Raw records:
------------
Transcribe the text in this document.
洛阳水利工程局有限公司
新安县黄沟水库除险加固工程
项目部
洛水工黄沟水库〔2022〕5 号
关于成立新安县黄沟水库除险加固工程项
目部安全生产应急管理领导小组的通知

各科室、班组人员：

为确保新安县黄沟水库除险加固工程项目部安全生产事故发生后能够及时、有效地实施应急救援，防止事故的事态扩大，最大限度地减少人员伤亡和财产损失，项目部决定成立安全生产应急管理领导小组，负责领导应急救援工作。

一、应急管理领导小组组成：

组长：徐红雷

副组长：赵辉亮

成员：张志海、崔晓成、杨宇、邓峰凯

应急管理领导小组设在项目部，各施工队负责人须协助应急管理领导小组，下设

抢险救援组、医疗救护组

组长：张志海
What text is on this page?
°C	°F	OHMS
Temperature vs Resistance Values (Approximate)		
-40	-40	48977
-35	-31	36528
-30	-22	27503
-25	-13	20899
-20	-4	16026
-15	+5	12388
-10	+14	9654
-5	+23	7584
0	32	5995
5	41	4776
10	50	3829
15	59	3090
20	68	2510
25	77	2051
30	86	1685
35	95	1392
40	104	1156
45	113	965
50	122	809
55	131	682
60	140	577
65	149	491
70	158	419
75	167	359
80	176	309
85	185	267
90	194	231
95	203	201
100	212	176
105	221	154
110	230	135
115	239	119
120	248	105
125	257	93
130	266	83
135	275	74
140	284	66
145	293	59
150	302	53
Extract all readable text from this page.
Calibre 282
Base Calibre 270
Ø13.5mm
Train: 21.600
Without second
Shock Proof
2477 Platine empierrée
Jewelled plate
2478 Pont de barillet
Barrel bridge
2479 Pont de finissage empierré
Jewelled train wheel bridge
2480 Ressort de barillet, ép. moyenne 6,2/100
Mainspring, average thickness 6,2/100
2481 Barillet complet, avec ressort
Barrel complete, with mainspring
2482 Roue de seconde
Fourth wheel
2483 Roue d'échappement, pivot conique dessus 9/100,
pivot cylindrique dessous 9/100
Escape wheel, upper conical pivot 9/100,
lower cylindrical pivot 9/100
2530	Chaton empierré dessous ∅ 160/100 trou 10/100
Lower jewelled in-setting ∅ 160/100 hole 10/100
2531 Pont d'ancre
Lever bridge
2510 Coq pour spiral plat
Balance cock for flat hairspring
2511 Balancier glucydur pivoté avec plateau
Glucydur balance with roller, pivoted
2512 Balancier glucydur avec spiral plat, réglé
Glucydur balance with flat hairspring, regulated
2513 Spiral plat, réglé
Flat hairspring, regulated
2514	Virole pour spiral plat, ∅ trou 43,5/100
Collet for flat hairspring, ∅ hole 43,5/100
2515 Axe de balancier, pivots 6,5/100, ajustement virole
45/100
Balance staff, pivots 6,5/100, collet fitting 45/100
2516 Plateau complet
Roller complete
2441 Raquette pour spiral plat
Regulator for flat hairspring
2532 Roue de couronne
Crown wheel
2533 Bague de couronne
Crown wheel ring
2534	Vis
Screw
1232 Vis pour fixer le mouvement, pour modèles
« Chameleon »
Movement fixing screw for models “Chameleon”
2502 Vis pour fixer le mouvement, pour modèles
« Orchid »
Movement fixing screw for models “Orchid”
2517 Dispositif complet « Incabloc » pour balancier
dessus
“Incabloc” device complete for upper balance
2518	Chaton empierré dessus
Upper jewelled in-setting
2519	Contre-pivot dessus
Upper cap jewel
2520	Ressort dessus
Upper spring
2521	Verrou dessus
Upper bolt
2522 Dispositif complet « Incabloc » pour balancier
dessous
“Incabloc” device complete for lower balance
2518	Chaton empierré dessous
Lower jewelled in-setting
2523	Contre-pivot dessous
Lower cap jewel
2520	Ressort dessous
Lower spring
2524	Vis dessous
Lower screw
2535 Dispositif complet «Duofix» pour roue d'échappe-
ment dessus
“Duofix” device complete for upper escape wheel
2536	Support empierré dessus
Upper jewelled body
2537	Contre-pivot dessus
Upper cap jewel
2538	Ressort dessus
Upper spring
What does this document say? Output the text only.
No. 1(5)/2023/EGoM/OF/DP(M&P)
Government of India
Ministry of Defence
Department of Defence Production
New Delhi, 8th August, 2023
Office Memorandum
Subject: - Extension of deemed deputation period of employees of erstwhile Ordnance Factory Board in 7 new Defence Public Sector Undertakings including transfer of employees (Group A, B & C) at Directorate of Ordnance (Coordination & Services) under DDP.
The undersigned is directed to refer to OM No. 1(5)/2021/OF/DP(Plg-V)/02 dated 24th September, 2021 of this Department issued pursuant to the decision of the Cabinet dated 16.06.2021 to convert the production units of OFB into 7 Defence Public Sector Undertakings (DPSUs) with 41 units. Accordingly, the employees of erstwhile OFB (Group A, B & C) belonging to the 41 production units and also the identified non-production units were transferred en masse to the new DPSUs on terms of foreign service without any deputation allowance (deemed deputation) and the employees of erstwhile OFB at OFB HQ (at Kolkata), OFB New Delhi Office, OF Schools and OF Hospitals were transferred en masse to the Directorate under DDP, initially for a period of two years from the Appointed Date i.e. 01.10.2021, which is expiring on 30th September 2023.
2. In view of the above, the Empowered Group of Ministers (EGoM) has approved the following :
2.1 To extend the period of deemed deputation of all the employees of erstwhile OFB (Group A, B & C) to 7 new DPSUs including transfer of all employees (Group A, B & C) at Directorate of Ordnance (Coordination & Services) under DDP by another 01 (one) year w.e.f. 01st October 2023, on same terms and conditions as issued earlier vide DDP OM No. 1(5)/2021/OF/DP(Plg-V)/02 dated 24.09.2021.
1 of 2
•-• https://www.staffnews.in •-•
------------
PROBLEM DETAILS:
Every line above needs to be retyped exactly.

PROBLEM SOLUTION:
Transcribe the text in this document.
洛阳水利工程局有限公司
新安县黄沟水库除险加固工程
项目部
洛水工黄沟水库〔2022〕5 号
关于成立新安县黄沟水库除险加固工程项
目部安全生产应急管理领导小组的通知

各科室、班组人员：

为确保新安县黄沟水库除险加固工程项目部安全生产事故发生后能够及时、有效地实施应急救援，防止事故的事态扩大，最大限度地减少人员伤亡和财产损失，项目部决定成立安全生产应急管理领导小组，负责领导应急救援工作。

一、应急管理领导小组组成：

组长：徐红雷

副组长：赵辉亮

成员：张志海、崔晓成、杨宇、邓峰凯

应急管理领导小组设在项目部，各施工队负责人须协助应急管理领导小组，下设

抢险救援组、医疗救护组

组长：张志海
What text is on this page?
°C	°F	OHMS
Temperature vs Resistance Values (Approximate)		
-40	-40	48977
-35	-31	36528
-30	-22	27503
-25	-13	20899
-20	-4	16026
-15	+5	12388
-10	+14	9654
-5	+23	7584
0	32	5995
5	41	4776
10	50	3829
15	59	3090
20	68	2510
25	77	2051
30	86	1685
35	95	1392
40	104	1156
45	113	965
50	122	809
55	131	682
60	140	577
65	149	491
70	158	419
75	167	359
80	176	309
85	185	267
90	194	231
95	203	201
100	212	176
105	221	154
110	230	135
115	239	119
120	248	105
125	257	93
130	266	83
135	275	74
140	284	66
145	293	59
150	302	53
Extract all readable text from this page.
Calibre 282
Base Calibre 270
Ø13.5mm
Train: 21.600
Without second
Shock Proof
2477 Platine empierrée
Jewelled plate
2478 Pont de barillet
Barrel bridge
2479 Pont de finissage empierré
Jewelled train wheel bridge
2480 Ressort de barillet, ép. moyenne 6,2/100
Mainspring, average thickness 6,2/100
2481 Barillet complet, avec ressort
Barrel complete, with mainspring
2482 Roue de seconde
Fourth wheel
2483 Roue d'échappement, pivot conique dessus 9/100,
pivot cylindrique dessous 9/100
Escape wheel, upper conical pivot 9/100,
lower cylindrical pivot 9/100
2530	Chaton empierré dessous ∅ 160/100 trou 10/100
Lower jewelled in-setting ∅ 160/100 hole 10/100
2531 Pont d'ancre
Lever bridge
2510 Coq pour spiral plat
Balance cock for flat hairspring
2511 Balancier glucydur pivoté avec plateau
Glucydur balance with roller, pivoted
2512 Balancier glucydur avec spiral plat, réglé
Glucydur balance with flat hairspring, regulated
2513 Spiral plat, réglé
Flat hairspring, regulated
2514	Virole pour spiral plat, ∅ trou 43,5/100
Collet for flat hairspring, ∅ hole 43,5/100
2515 Axe de balancier, pivots 6,5/100, ajustement virole
45/100
Balance staff, pivots 6,5/100, collet fitting 45/100
2516 Plateau complet
Roller complete
2441 Raquette pour spiral plat
Regulator for flat hairspring
2532 Roue de couronne
Crown wheel
2533 Bague de couronne
Crown wheel ring
2534	Vis
Screw
1232 Vis pour fixer le mouvement, pour modèles
« Chameleon »
Movement fixing screw for models “Chameleon”
2502 Vis pour fixer le mouvement, pour modèles
« Orchid »
Movement fixing screw for models “Orchid”
2517 Dispositif complet « Incabloc » pour balancier
dessus
“Incabloc” device complete for upper balance
2518	Chaton empierré dessus
Upper jewelled in-setting
2519	Contre-pivot dessus
Upper cap jewel
2520	Ressort dessus
Upper spring
2521	Verrou dessus
Upper bolt
2522 Dispositif complet « Incabloc » pour balancier
dessous
“Incabloc” device complete for lower balance
2518	Chaton empierré dessous
Lower jewelled in-setting
2523	Contre-pivot dessous
Lower cap jewel
2520	Ressort dessous
Lower spring
2524	Vis dessous
Lower screw
2535 Dispositif complet «Duofix» pour roue d'échappe-
ment dessus
“Duofix” device complete for upper escape wheel
2536	Support empierré dessus
Upper jewelled body
2537	Contre-pivot dessus
Upper cap jewel
2538	Ressort dessus
Upper spring
What does this document say? Output the text only.
No. 1(5)/2023/EGoM/OF/DP(M&P)
Government of India
Ministry of Defence
Department of Defence Production
New Delhi, 8th August, 2023
Office Memorandum
Subject: - Extension of deemed deputation period of employees of erstwhile Ordnance Factory Board in 7 new Defence Public Sector Undertakings including transfer of employees (Group A, B & C) at Directorate of Ordnance (Coordination & Services) under DDP.
The undersigned is directed to refer to OM No. 1(5)/2021/OF/DP(Plg-V)/02 dated 24th September, 2021 of this Department issued pursuant to the decision of the Cabinet dated 16.06.2021 to convert the production units of OFB into 7 Defence Public Sector Undertakings (DPSUs) with 41 units. Accordingly, the employees of erstwhile OFB (Group A, B & C) belonging to the 41 production units and also the identified non-production units were transferred en masse to the new DPSUs on terms of foreign service without any deputation allowance (deemed deputation) and the employees of erstwhile OFB at OFB HQ (at Kolkata), OFB New Delhi Office, OF Schools and OF Hospitals were transferred en masse to the Directorate under DDP, initially for a period of two years from the Appointed Date i.e. 01.10.2021, which is expiring on 30th September 2023.
2. In view of the above, the Empowered Group of Ministers (EGoM) has approved the following :
2.1 To extend the period of deemed deputation of all the employees of erstwhile OFB (Group A, B & C) to 7 new DPSUs including transfer of all employees (Group A, B & C) at Directorate of Ordnance (Coordination & Services) under DDP by another 01 (one) year w.e.f. 01st October 2023, on same terms and conditions as issued earlier vide DDP OM No. 1(5)/2021/OF/DP(Plg-V)/02 dated 24.09.2021.
1 of 2
•-• https://www.staffnews.in •-•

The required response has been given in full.